(Extracted data entries)
□ □ □ □

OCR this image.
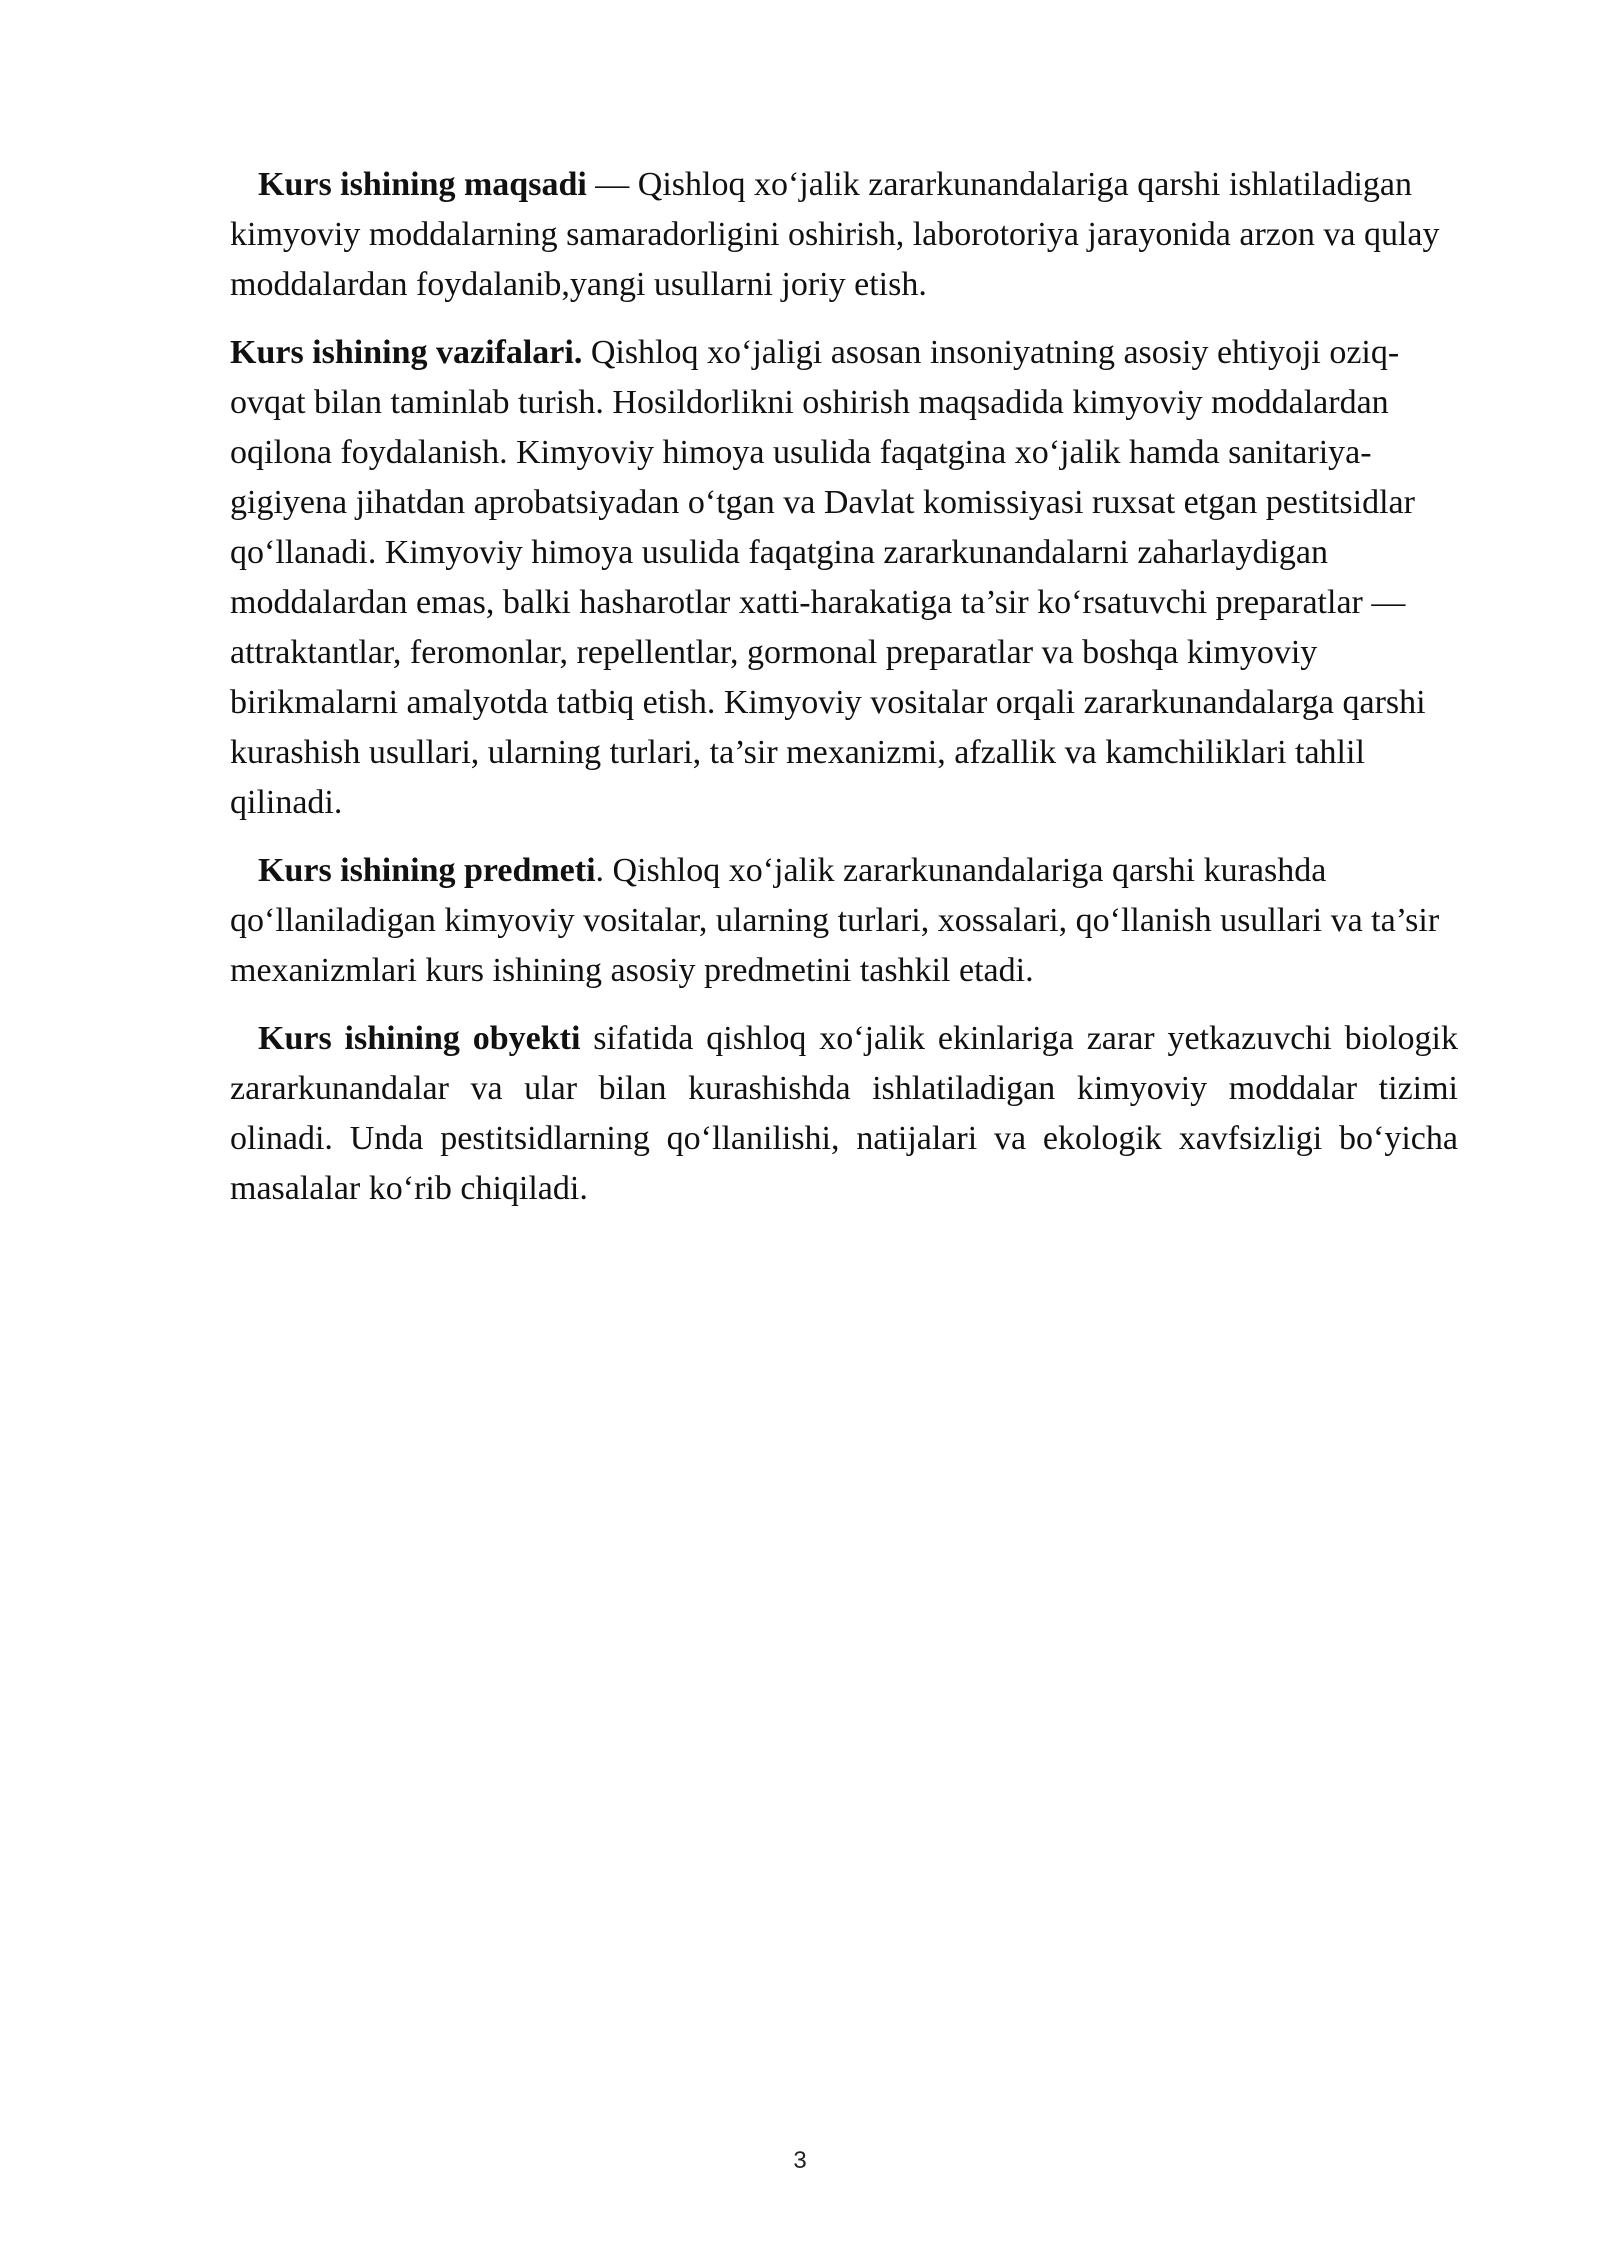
Kurs ishining maqsadi — Qishloq xo‘jalik zararkunandalariga qarshi ishlatiladigan kimyoviy moddalarning samaradorligini oshirish, laborotoriya jarayonida arzon va qulay moddalardan foydalanib,yangi usullarni joriy etish.

Kurs ishining vazifalari. Qishloq xo‘jaligi asosan insoniyatning asosiy ehtiyoji oziq-ovqat bilan taminlab turish. Hosildorlikni oshirish maqsadida kimyoviy moddalardan oqilona foydalanish. Kimyoviy himoya usulida faqatgina xo‘jalik hamda sanitariya-gigiyena jihatdan aprobatsiyadan o‘tgan va Davlat komissiyasi ruxsat etgan pestitsidlar qo‘llanadi. Kimyoviy himoya usulida faqatgina zararkunandalarni zaharlaydigan moddalardan emas, balki hasharotlar xatti-harakatiga ta’sir ko‘rsatuvchi preparatlar — attraktantlar, feromonlar, repellentlar, gormonal preparatlar va boshqa kimyoviy birikmalarni amalyotda tatbiq etish. Kimyoviy vositalar orqali zararkunandalarga qarshi kurashish usullari, ularning turlari, ta’sir mexanizmi, afzallik va kamchiliklari tahlil qilinadi.

Kurs ishining predmeti. Qishloq xo‘jalik zararkunandalariga qarshi kurashda qo‘llaniladigan kimyoviy vositalar, ularning turlari, xossalari, qo‘llanish usullari va ta’sir mexanizmlari kurs ishining asosiy predmetini tashkil etadi.

Kurs ishining obyekti sifatida qishloq xo‘jalik ekinlariga zarar yetkazuvchi biologik zararkunandalar va ular bilan kurashishda ishlatiladigan kimyoviy moddalar tizimi olinadi. Unda pestitsidlarning qo‘llanilishi, natijalari va ekologik xavfsizligi bo‘yicha masalalar ko‘rib chiqiladi.

3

□ □ □ □

**YOUR OBJECTIVE:** Using the records above, output their complete text exactly, minus any images.

**ANSWER TO THE PROBLEM:**
OCR this image.
Kurs ishining maqsadi — Qishloq xo‘jalik zararkunandalariga qarshi ishlatiladigan kimyoviy moddalarning samaradorligini oshirish, laborotoriya jarayonida arzon va qulay moddalardan foydalanib,yangi usullarni joriy etish.

Kurs ishining vazifalari. Qishloq xo‘jaligi asosan insoniyatning asosiy ehtiyoji oziq-ovqat bilan taminlab turish. Hosildorlikni oshirish maqsadida kimyoviy moddalardan oqilona foydalanish. Kimyoviy himoya usulida faqatgina xo‘jalik hamda sanitariya-gigiyena jihatdan aprobatsiyadan o‘tgan va Davlat komissiyasi ruxsat etgan pestitsidlar qo‘llanadi. Kimyoviy himoya usulida faqatgina zararkunandalarni zaharlaydigan moddalardan emas, balki hasharotlar xatti-harakatiga ta’sir ko‘rsatuvchi preparatlar — attraktantlar, feromonlar, repellentlar, gormonal preparatlar va boshqa kimyoviy birikmalarni amalyotda tatbiq etish. Kimyoviy vositalar orqali zararkunandalarga qarshi kurashish usullari, ularning turlari, ta’sir mexanizmi, afzallik va kamchiliklari tahlil qilinadi.

Kurs ishining predmeti. Qishloq xo‘jalik zararkunandalariga qarshi kurashda qo‘llaniladigan kimyoviy vositalar, ularning turlari, xossalari, qo‘llanish usullari va ta’sir mexanizmlari kurs ishining asosiy predmetini tashkil etadi.

Kurs ishining obyekti sifatida qishloq xo‘jalik ekinlariga zarar yetkazuvchi biologik zararkunandalar va ular bilan kurashishda ishlatiladigan kimyoviy moddalar tizimi olinadi. Unda pestitsidlarning qo‘llanilishi, natijalari va ekologik xavfsizligi bo‘yicha masalalar ko‘rib chiqiladi.

3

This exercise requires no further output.